## Start RECORDS PROVIDED

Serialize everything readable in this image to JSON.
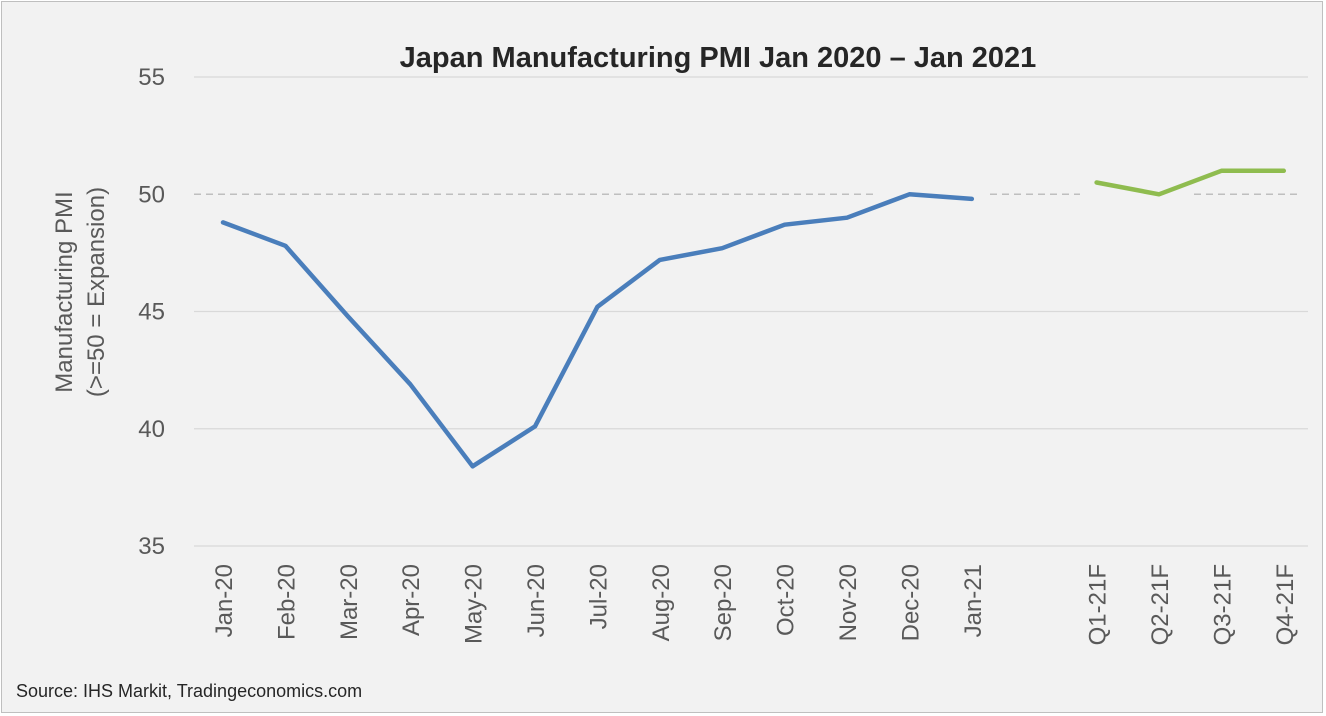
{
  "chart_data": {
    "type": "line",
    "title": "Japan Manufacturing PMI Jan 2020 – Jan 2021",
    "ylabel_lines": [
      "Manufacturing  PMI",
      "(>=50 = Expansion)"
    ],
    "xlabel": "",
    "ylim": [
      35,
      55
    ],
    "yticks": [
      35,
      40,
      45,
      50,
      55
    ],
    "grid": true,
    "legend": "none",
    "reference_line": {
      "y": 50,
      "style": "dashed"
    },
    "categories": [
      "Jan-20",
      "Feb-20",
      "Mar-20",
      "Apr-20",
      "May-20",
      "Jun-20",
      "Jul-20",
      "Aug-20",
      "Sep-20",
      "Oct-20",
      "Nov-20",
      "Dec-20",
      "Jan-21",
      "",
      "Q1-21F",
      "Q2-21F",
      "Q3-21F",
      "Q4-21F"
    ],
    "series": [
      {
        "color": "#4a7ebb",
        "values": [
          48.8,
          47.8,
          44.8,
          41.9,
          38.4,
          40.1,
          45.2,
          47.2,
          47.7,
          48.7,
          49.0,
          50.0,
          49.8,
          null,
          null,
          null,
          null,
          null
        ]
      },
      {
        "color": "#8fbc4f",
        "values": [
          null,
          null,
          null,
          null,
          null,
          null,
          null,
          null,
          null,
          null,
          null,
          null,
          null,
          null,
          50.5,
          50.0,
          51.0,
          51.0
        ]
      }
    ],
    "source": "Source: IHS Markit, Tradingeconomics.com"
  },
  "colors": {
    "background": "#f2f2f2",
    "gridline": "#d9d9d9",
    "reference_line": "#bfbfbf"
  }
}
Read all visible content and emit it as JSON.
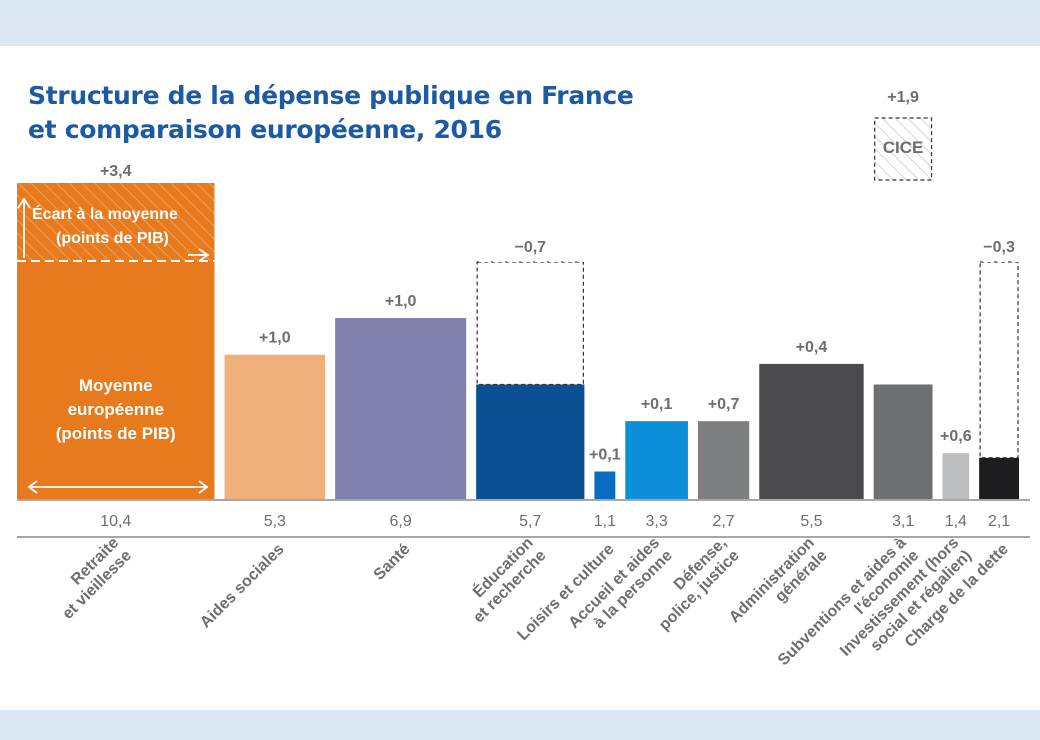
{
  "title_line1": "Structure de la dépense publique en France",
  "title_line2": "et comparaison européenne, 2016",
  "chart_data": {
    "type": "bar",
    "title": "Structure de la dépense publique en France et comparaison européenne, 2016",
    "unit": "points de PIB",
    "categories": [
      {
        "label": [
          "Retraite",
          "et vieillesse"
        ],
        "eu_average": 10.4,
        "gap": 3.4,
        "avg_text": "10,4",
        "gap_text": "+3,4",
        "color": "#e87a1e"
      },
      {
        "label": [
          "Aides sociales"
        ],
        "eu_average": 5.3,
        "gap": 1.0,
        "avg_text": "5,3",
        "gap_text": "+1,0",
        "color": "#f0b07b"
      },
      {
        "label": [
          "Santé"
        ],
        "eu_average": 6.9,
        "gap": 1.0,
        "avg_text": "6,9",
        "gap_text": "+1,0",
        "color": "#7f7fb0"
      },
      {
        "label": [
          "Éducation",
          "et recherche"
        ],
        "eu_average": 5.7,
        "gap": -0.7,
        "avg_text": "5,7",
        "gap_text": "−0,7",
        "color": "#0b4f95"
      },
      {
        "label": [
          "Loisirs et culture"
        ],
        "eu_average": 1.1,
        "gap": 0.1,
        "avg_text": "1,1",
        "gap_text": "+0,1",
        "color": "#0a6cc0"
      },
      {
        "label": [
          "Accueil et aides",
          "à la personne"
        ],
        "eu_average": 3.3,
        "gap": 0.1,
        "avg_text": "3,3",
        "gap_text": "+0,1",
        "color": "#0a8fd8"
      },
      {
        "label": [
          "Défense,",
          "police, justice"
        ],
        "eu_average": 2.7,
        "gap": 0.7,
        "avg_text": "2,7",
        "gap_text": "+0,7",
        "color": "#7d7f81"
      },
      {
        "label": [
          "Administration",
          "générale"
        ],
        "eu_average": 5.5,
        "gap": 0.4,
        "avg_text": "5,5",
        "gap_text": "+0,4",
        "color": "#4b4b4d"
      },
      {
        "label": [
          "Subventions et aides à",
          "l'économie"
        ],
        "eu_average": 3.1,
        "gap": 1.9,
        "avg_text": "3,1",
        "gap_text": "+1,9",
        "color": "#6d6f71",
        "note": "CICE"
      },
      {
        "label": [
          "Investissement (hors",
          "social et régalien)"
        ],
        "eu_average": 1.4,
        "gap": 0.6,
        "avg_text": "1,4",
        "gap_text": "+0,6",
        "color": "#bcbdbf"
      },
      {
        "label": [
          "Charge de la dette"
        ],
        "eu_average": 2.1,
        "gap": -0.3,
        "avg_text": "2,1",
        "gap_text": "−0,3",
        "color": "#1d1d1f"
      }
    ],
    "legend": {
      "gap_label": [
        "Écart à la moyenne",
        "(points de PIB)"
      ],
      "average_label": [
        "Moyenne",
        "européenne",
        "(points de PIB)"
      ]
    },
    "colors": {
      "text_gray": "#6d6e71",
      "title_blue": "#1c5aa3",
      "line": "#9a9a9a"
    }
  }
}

## End RECORDS PROVIDED
## Start RECORDS PROVIDED

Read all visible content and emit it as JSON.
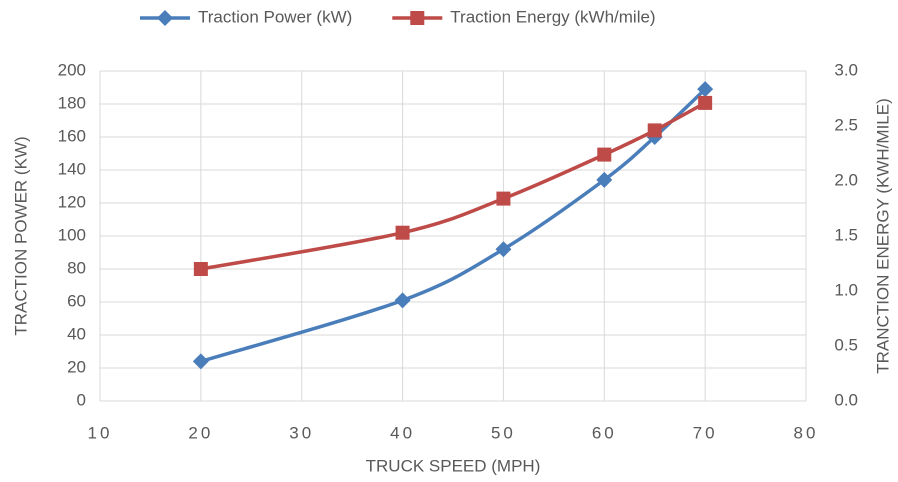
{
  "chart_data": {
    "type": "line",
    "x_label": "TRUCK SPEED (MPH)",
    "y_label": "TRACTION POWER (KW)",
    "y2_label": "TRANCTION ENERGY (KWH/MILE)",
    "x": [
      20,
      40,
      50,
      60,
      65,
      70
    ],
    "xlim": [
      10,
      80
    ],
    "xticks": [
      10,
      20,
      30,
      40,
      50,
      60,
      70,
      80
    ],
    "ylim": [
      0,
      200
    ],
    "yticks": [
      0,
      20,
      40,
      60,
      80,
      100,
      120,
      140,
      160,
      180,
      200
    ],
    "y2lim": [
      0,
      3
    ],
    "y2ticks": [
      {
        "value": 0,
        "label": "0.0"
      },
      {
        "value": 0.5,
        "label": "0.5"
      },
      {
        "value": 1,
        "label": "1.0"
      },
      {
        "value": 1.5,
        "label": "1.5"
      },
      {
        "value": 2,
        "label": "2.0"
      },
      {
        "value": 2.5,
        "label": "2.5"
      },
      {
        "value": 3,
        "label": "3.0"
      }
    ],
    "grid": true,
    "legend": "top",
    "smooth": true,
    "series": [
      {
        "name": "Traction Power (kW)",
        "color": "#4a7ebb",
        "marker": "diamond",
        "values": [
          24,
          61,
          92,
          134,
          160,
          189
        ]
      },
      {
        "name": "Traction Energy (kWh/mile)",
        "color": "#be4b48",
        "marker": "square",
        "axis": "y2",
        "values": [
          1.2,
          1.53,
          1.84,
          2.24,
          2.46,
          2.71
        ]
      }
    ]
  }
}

## End RECORDS PROVIDED
## Start RECORDS PROVIDED

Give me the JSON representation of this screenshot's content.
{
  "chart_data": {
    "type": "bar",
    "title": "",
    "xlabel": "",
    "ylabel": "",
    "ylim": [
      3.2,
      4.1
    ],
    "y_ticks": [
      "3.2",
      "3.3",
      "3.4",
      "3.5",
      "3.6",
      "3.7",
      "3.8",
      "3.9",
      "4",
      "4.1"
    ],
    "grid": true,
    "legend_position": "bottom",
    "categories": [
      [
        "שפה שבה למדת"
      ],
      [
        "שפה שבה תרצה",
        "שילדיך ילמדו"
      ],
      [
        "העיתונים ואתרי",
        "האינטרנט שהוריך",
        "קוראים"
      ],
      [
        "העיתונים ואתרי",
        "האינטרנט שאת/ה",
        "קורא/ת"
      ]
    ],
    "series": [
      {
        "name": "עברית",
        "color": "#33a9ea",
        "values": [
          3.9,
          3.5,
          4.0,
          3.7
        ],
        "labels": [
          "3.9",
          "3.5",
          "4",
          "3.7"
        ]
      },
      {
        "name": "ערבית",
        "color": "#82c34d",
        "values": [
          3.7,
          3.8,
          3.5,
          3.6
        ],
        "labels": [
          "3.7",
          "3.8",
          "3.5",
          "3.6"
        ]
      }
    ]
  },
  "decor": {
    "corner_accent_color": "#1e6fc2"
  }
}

## End RECORDS PROVIDED

GOAL: Lines of the material that contain the word "européenne" are to be gathered.

EXPECTED OUTPUT:
  "title_line2": "et comparaison européenne, 2016",
    "title": "Structure de la dépense publique en France et comparaison européenne, 2016",
        "européenne",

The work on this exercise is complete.